> _Given request_: Identify all lines in the listing that include the word "icon", and copy them out.

Stored data
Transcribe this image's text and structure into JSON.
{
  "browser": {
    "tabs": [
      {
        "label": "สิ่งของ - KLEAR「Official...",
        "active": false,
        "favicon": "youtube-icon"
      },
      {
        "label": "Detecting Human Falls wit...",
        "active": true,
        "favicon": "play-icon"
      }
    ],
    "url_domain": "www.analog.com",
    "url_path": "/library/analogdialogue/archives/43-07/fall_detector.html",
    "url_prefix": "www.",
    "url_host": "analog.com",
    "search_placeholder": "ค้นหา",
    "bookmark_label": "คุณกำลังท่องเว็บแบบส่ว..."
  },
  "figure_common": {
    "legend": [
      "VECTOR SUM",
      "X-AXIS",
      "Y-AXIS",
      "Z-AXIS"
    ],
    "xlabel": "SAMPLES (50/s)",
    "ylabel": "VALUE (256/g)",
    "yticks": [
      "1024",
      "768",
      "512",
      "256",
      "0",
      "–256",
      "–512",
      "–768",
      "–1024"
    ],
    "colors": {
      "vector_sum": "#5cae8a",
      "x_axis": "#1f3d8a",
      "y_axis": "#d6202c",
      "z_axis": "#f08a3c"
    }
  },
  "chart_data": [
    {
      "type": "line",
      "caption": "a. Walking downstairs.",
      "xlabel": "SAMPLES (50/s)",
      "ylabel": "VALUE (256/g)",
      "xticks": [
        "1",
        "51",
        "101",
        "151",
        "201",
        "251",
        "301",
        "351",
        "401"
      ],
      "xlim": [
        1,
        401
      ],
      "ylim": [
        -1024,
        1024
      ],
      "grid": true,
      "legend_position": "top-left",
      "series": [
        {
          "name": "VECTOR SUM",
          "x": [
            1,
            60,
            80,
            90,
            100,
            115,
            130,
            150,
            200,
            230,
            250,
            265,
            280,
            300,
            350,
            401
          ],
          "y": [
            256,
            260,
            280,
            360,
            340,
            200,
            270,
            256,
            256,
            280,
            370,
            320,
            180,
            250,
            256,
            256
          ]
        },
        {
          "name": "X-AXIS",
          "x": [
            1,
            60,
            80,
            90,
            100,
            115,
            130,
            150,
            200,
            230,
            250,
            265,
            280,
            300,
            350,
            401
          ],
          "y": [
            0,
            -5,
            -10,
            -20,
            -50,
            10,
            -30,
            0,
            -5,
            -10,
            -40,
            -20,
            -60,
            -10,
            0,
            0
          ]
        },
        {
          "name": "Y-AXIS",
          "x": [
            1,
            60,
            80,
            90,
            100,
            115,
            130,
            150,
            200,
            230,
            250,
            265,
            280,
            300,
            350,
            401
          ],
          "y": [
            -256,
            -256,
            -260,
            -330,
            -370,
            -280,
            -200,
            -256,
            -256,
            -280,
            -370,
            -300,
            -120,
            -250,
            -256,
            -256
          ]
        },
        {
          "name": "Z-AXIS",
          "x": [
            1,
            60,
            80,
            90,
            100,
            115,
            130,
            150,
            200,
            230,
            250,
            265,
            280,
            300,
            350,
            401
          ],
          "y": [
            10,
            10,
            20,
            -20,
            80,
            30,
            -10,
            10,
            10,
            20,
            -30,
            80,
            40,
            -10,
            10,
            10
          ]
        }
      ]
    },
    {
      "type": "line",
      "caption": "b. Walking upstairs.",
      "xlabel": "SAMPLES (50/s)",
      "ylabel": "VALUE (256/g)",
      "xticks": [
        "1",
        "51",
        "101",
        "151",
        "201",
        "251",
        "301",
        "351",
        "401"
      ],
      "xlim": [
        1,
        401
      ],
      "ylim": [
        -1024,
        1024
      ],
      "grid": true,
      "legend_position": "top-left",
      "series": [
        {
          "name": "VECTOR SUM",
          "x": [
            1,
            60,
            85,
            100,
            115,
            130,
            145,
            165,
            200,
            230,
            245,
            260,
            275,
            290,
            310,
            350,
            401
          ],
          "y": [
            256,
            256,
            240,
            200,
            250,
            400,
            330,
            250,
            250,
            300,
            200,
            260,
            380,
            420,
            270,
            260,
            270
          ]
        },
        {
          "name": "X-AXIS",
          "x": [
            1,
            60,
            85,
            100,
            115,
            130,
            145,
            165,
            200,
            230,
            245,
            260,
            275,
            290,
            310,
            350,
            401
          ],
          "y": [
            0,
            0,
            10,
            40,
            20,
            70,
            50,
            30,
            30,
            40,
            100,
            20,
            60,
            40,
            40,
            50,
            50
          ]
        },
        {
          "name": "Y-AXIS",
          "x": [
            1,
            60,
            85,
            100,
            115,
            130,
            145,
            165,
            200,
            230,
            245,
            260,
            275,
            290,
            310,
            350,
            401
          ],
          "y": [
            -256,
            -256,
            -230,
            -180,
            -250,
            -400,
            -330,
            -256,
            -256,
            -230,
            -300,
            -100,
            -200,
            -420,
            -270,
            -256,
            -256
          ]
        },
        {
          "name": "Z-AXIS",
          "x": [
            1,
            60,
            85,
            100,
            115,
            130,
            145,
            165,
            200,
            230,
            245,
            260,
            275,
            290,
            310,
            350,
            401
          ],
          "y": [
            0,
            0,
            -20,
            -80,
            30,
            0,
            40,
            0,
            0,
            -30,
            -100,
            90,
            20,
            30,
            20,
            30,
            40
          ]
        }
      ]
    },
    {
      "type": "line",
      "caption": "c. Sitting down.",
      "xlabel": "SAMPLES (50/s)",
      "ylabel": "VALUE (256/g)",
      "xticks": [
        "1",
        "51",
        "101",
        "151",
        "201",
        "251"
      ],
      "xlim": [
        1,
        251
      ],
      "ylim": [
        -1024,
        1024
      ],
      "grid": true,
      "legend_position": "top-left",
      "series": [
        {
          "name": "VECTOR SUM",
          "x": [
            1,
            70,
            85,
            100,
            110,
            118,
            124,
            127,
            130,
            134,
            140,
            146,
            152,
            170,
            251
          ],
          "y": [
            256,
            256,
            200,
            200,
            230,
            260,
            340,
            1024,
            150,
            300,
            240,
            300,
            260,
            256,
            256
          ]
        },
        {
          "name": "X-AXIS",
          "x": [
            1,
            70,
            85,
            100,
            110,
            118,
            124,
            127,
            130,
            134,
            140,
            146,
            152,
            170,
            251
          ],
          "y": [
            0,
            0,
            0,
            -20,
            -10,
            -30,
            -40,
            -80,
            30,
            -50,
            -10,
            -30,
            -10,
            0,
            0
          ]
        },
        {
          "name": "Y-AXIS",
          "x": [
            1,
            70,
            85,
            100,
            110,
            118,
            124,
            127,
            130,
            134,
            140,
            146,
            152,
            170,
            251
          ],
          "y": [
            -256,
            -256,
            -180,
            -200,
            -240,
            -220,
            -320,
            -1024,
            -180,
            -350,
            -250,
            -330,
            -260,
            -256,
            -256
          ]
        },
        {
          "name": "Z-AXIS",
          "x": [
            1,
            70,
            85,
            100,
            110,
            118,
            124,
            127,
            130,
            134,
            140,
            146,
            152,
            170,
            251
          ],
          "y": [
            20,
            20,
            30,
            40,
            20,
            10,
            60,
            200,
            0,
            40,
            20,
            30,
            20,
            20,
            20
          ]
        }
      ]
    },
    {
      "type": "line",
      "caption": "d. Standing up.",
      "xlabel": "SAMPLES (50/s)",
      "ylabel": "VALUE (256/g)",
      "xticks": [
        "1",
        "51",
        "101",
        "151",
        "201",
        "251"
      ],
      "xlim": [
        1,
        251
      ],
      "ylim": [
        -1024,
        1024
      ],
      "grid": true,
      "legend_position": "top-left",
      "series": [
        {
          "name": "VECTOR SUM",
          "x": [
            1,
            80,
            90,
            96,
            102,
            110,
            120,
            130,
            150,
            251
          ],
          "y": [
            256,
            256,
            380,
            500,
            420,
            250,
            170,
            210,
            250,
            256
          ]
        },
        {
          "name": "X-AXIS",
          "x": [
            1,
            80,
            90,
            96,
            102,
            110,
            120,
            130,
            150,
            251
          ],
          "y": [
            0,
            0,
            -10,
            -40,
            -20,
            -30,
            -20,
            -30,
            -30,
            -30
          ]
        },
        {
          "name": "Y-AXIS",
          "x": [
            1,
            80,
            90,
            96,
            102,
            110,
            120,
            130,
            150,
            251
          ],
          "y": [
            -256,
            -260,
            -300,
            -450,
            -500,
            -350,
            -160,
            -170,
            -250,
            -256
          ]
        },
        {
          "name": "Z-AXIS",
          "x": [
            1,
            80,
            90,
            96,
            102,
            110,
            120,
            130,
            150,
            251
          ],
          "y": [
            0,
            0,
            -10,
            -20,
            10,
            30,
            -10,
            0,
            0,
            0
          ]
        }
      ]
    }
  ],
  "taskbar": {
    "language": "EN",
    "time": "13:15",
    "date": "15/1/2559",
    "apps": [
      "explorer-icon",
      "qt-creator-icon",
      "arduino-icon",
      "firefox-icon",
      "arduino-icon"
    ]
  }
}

> _Complete answer_:
        "favicon": "youtube-icon"
        "favicon": "play-icon"
      "explorer-icon",
      "qt-creator-icon",
      "arduino-icon",
      "firefox-icon",
      "arduino-icon"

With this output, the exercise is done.